Task goal –
In the entries below, count each line holding the word "amount". Answer with the total alone.
╔══
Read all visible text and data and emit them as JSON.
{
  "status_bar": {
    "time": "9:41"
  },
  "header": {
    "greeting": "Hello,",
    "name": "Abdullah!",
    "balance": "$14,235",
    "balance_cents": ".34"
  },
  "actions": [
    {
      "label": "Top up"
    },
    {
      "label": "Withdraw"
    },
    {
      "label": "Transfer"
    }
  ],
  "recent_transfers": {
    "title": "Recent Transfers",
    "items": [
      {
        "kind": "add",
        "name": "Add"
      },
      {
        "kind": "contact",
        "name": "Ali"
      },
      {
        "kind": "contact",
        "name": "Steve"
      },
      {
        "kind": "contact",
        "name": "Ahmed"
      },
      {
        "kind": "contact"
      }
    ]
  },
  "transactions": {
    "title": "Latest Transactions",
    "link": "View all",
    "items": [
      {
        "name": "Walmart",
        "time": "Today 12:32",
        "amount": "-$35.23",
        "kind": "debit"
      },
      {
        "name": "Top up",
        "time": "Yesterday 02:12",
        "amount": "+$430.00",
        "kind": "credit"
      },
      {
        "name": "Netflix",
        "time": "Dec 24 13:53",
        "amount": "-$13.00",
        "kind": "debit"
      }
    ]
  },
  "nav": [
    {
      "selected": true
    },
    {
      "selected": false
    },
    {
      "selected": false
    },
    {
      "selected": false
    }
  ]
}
╚══
Response –
3